===== Passage shown =====
Unless I'm mistaken that's just how scoping works in JS:

function Foo() {
  this.whatIsThis = function() {
    console.log(this);
  };
}

var f = new Foo();

f.whatIsThis();
// -> Foo {}

var hmmm = f.whatIsThis;
hmmm();
// -> Window {...}

When you pass a reference to select to the directive it is no longer implicitly bound to a Controller instance. If you'd like it to retain that context you'll need to bind it yourself or do something of the sort.

Edit:

I can see how this might be confusing when compared to something like ngClick - in that case they're evaluating an expression and we're just calling a function as given. I think we'd be probably be alright with moving to a similar approach of evaluating an expression.

from angular-ivh-treeview.

digitalkaoz avatar digitalkaoz commented on June 14, 2024

@jtrussell sure thats scoping in JS.

but thats not the desired behavior.
===== Entries =====
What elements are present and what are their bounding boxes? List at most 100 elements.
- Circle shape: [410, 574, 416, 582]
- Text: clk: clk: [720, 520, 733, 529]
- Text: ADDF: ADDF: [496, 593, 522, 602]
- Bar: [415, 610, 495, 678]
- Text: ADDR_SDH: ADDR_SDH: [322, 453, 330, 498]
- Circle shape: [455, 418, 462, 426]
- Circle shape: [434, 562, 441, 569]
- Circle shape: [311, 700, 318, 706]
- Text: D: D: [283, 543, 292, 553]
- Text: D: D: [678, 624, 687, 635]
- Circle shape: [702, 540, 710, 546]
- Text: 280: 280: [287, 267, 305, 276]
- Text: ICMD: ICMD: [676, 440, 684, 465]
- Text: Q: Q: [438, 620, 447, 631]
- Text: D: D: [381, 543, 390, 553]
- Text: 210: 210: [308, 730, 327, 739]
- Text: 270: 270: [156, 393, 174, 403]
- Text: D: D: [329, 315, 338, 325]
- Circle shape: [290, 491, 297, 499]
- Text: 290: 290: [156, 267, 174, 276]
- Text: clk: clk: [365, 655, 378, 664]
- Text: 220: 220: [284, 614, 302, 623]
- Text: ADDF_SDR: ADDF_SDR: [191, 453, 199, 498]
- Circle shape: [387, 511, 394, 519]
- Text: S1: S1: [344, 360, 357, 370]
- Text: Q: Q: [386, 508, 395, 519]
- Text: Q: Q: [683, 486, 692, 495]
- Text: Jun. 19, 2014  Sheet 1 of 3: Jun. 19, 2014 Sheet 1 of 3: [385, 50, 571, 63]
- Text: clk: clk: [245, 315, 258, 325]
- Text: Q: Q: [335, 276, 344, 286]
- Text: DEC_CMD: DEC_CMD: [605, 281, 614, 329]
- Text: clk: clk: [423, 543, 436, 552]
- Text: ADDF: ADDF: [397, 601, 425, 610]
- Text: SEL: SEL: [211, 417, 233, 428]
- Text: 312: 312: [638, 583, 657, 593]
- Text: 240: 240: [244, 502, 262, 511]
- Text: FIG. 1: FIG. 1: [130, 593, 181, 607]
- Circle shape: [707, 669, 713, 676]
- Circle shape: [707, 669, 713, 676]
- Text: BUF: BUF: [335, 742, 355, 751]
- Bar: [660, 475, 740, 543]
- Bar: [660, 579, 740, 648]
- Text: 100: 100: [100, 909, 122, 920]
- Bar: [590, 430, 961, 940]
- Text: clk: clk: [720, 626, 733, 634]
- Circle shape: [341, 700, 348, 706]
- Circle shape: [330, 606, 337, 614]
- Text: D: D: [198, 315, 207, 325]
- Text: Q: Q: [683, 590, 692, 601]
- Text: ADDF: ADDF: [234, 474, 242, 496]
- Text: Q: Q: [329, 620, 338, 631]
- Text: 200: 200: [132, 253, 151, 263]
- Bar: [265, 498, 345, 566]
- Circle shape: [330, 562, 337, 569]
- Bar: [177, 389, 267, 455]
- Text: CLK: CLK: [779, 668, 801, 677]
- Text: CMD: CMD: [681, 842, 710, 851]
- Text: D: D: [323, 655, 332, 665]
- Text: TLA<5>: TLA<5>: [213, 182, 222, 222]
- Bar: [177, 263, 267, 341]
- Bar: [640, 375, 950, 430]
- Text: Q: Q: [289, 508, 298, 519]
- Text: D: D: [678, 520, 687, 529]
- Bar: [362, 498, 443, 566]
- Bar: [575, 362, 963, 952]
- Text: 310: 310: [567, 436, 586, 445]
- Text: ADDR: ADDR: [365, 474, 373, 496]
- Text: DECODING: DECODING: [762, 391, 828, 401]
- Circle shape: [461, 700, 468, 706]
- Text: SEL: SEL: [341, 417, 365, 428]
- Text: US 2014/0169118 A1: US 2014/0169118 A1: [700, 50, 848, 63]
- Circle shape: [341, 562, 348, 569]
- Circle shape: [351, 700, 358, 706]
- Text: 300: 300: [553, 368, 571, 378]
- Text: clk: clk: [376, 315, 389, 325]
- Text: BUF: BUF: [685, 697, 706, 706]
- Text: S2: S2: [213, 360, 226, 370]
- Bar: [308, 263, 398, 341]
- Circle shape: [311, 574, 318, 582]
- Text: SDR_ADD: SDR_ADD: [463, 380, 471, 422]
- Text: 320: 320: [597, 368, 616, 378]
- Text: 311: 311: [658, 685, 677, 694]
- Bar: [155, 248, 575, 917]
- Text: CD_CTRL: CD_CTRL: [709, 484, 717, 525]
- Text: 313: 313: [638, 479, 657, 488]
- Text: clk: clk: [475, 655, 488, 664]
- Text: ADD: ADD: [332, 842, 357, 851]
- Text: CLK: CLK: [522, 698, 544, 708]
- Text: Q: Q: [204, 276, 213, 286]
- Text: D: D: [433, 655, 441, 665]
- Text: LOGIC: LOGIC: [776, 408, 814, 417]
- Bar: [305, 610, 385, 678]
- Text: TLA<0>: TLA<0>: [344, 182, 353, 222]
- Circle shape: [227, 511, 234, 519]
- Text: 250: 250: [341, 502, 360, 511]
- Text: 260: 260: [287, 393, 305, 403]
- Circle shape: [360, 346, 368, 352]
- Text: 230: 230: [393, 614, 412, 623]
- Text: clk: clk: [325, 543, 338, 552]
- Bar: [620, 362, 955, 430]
=====
> [What this task involves] Reproduce the JavaScript scoping discussion above in full, character for character, keeping its code and line breaks unchanged.

> [Answer to the exercise]
Unless I'm mistaken that's just how scoping works in JS:

function Foo() {
  this.whatIsThis = function() {
    console.log(this);
  };
}

var f = new Foo();

f.whatIsThis();
// -> Foo {}

var hmmm = f.whatIsThis;
hmmm();
// -> Window {...}

When you pass a reference to select to the directive it is no longer implicitly bound to a Controller instance. If you'd like it to retain that context you'll need to bind it yourself or do something of the sort.

Edit:

I can see how this might be confusing when compared to something like ngClick - in that case they're evaluating an expression and we're just calling a function as given. I think we'd be probably be alright with moving to a similar approach of evaluating an expression.

from angular-ivh-treeview.

digitalkaoz avatar digitalkaoz commented on June 14, 2024

@jtrussell sure thats scoping in JS.

but thats not the desired behavior.